* START *

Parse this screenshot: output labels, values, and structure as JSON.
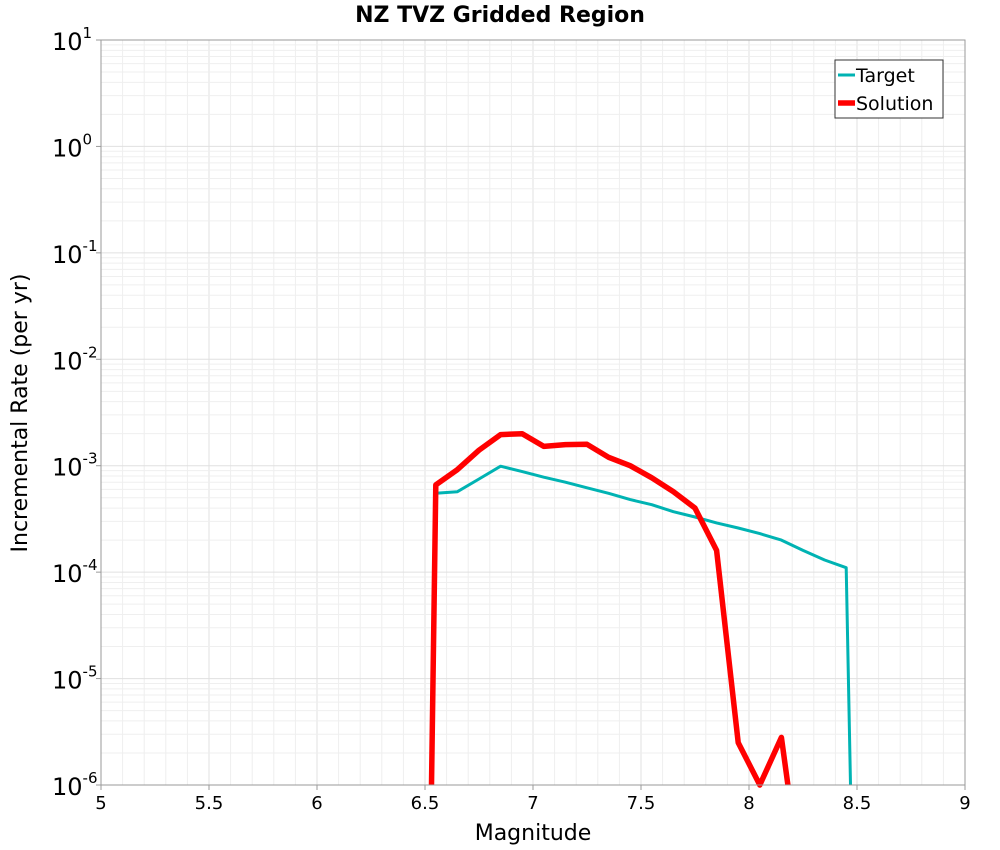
{
  "chart_data": {
    "type": "line",
    "title": "NZ TVZ Gridded Region",
    "xlabel": "Magnitude",
    "ylabel": "Incremental Rate (per yr)",
    "xlim": [
      5,
      9
    ],
    "ylim": [
      1e-06,
      10
    ],
    "yscale": "log",
    "grid": true,
    "legend_position": "top-right",
    "xticks": [
      "5",
      "5.5",
      "6",
      "6.5",
      "7",
      "7.5",
      "8",
      "8.5",
      "9"
    ],
    "yticks": [
      {
        "base": "10",
        "exp": "-6"
      },
      {
        "base": "10",
        "exp": "-5"
      },
      {
        "base": "10",
        "exp": "-4"
      },
      {
        "base": "10",
        "exp": "-3"
      },
      {
        "base": "10",
        "exp": "-2"
      },
      {
        "base": "10",
        "exp": "-1"
      },
      {
        "base": "10",
        "exp": "0"
      },
      {
        "base": "10",
        "exp": "1"
      }
    ],
    "series": [
      {
        "name": "Target",
        "color": "#00b3b3",
        "x": [
          6.55,
          6.65,
          6.75,
          6.85,
          6.95,
          7.05,
          7.15,
          7.25,
          7.35,
          7.45,
          7.55,
          7.65,
          7.75,
          7.85,
          7.95,
          8.05,
          8.15,
          8.25,
          8.35,
          8.45,
          8.47
        ],
        "y": [
          0.00055,
          0.00057,
          0.00075,
          0.00099,
          0.00088,
          0.00078,
          0.0007,
          0.00062,
          0.00055,
          0.00048,
          0.00043,
          0.00037,
          0.00033,
          0.00029,
          0.00026,
          0.00023,
          0.0002,
          0.00016,
          0.00013,
          0.00011,
          1e-06
        ]
      },
      {
        "name": "Solution",
        "color": "#ff0000",
        "x": [
          6.53,
          6.55,
          6.65,
          6.75,
          6.85,
          6.95,
          7.05,
          7.15,
          7.25,
          7.35,
          7.45,
          7.55,
          7.65,
          7.75,
          7.85,
          7.95,
          8.05,
          8.15,
          8.18
        ],
        "y": [
          1e-06,
          0.00066,
          0.00092,
          0.0014,
          0.00196,
          0.002,
          0.00152,
          0.00158,
          0.00159,
          0.0012,
          0.001,
          0.00077,
          0.00057,
          0.0004,
          0.00016,
          2.5e-06,
          1e-06,
          2.8e-06,
          1e-06
        ]
      }
    ]
  }
}
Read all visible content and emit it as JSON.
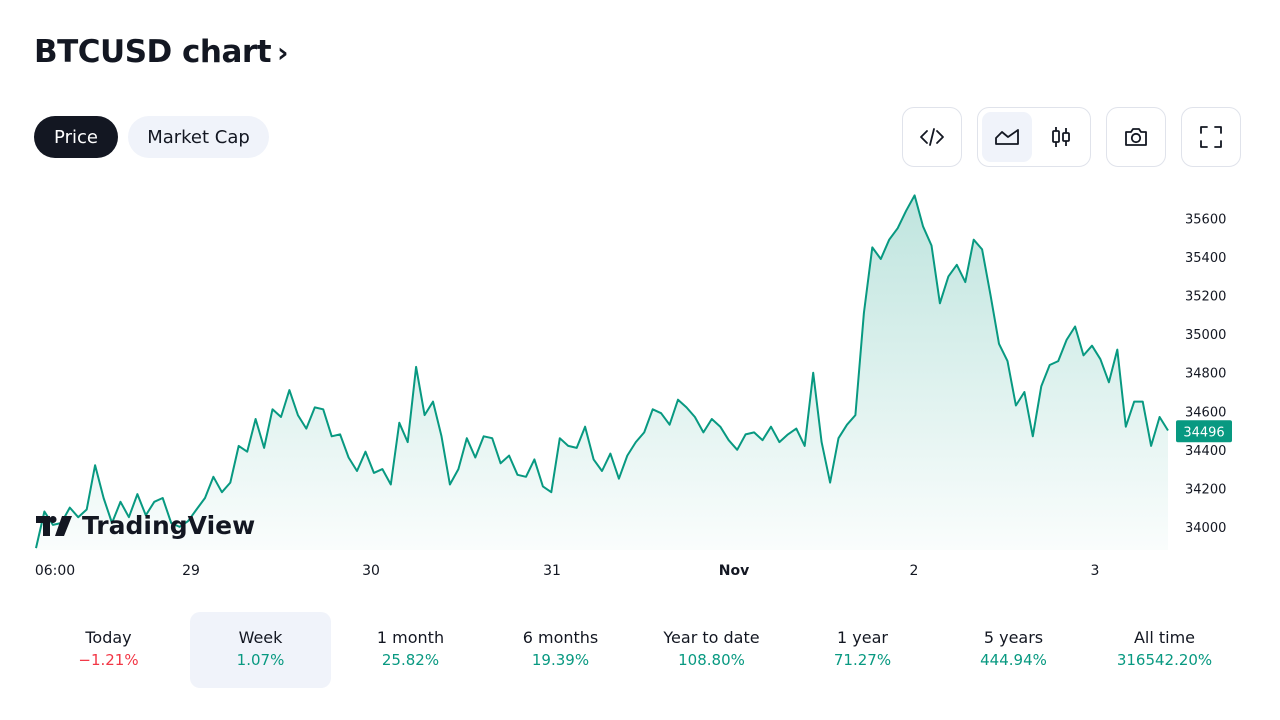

* END *

■ Given task
Give the number of lines in the data that contain "JSON", with no other words.

■ Answer to the task
2